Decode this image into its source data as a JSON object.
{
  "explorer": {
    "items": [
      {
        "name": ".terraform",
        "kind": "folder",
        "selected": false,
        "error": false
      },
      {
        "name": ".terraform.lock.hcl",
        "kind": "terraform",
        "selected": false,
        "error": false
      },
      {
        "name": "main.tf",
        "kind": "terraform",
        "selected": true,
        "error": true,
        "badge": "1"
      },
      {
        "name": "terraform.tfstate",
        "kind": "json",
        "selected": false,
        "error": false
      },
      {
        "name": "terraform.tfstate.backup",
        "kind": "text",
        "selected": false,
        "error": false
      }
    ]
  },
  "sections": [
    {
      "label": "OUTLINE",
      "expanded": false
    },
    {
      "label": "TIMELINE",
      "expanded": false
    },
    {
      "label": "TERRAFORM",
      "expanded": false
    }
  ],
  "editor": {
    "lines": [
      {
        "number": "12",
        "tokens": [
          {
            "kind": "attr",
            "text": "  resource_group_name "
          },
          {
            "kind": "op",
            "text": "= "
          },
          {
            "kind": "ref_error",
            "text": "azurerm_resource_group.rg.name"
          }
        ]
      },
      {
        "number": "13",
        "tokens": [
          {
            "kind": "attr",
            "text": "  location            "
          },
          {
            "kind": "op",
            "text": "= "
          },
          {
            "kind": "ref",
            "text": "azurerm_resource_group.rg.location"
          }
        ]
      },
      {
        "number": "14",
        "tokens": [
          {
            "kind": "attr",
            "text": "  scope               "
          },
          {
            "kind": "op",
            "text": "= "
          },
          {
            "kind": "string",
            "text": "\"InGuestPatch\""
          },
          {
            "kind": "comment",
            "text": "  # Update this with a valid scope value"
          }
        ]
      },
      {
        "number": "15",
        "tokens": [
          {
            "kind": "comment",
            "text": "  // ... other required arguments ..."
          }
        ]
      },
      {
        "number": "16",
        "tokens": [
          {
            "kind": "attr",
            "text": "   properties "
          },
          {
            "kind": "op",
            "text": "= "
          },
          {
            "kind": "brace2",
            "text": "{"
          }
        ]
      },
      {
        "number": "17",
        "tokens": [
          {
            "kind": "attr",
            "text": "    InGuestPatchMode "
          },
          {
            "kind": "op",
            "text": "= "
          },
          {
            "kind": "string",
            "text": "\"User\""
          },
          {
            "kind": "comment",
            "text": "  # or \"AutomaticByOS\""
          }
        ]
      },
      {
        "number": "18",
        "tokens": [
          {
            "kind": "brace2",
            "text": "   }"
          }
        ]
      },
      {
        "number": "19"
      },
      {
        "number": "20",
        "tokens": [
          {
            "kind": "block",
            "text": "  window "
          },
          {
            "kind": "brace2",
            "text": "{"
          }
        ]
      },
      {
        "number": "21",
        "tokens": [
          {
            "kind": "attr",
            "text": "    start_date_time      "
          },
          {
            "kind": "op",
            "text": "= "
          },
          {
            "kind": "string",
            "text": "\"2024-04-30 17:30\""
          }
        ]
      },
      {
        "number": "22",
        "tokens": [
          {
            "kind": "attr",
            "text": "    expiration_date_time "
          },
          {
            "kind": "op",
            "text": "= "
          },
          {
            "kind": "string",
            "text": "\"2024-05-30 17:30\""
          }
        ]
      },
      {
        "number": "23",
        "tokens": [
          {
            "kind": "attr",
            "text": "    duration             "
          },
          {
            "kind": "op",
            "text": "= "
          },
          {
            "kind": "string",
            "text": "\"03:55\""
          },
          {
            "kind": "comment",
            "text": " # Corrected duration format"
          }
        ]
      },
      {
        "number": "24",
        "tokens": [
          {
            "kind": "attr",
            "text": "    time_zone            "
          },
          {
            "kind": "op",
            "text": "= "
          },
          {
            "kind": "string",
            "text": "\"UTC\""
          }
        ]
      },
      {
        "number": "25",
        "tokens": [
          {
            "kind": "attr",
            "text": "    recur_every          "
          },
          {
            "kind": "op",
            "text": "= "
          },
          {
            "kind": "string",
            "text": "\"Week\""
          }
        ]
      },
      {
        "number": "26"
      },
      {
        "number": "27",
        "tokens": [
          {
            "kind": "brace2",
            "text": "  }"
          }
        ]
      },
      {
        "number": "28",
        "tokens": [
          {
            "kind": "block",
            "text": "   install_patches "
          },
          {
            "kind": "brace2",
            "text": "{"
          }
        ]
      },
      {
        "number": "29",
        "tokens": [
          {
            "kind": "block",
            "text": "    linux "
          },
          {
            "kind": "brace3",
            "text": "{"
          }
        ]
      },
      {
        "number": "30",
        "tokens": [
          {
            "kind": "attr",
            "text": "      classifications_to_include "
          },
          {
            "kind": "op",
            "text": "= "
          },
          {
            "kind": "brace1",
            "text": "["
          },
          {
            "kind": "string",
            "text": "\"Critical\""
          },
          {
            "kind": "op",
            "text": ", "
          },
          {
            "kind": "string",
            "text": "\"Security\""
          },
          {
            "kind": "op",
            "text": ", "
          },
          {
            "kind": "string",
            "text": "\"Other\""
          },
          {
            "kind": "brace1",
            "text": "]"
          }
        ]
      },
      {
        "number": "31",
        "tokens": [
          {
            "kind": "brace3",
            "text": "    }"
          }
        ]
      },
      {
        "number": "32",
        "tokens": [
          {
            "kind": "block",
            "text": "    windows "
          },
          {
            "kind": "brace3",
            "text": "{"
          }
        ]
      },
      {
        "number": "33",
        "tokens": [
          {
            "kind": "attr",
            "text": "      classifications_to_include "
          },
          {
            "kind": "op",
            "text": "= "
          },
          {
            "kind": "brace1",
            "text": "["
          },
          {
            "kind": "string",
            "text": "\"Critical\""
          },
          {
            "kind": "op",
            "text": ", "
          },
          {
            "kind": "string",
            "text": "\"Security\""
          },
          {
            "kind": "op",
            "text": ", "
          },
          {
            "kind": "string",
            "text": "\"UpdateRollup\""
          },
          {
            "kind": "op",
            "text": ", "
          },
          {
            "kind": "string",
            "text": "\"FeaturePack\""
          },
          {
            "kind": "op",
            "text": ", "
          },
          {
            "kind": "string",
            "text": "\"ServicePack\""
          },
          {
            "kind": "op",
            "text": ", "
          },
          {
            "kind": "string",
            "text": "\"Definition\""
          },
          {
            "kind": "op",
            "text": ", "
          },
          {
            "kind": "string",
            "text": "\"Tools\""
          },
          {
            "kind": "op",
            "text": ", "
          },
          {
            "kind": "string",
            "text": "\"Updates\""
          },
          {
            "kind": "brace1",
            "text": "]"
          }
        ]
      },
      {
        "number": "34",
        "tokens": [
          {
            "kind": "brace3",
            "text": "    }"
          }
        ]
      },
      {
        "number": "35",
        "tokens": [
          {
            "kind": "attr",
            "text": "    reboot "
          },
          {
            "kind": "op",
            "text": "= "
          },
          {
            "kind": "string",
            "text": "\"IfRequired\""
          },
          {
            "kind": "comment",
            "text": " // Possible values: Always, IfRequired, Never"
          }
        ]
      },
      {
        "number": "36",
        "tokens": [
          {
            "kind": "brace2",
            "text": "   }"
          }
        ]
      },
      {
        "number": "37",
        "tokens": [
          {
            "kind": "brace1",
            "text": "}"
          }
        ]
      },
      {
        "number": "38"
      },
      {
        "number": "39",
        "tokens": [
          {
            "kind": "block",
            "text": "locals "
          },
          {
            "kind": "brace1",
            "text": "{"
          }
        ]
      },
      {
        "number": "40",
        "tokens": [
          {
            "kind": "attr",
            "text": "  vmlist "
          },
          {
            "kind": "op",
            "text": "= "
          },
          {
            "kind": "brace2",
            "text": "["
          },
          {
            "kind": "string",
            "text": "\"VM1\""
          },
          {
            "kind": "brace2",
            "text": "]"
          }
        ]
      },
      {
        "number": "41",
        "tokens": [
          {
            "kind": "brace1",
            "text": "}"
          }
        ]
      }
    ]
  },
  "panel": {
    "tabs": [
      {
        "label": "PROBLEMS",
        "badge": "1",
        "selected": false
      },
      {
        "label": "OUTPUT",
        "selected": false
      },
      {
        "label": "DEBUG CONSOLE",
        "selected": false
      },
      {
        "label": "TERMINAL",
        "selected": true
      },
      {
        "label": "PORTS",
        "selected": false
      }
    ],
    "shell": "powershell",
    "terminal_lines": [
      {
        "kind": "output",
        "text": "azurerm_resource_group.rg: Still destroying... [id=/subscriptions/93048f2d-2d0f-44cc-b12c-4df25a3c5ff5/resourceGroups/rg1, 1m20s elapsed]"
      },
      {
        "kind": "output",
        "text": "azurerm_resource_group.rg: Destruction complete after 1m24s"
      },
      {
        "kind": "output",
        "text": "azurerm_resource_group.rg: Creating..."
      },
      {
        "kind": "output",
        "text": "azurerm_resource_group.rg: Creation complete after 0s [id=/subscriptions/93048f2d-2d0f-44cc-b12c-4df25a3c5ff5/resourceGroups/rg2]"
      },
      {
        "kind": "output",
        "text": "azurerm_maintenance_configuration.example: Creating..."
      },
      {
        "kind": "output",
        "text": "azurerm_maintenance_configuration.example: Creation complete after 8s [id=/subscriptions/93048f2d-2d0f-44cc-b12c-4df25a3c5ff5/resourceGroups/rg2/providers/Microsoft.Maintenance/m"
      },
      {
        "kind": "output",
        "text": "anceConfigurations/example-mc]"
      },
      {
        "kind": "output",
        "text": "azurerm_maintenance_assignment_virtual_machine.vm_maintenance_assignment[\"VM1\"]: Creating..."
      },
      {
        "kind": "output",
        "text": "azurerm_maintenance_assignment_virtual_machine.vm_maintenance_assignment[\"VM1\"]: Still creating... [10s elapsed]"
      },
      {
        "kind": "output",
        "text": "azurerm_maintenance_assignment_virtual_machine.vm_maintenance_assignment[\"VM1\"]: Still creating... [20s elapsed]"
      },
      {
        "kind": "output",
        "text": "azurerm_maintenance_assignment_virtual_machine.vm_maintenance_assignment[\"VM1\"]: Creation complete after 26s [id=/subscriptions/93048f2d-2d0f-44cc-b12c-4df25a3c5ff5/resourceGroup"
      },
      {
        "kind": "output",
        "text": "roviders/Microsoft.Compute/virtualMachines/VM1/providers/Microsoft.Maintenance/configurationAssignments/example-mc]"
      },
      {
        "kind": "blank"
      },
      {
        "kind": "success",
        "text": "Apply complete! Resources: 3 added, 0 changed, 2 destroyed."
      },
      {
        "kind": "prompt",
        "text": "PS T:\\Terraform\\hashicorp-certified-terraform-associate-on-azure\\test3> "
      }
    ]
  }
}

• [Problem description]:
Which lines hold the word "tfstate"? Copy all of them.

• [Final result]:
        "name": "terraform.tfstate",
        "name": "terraform.tfstate.backup",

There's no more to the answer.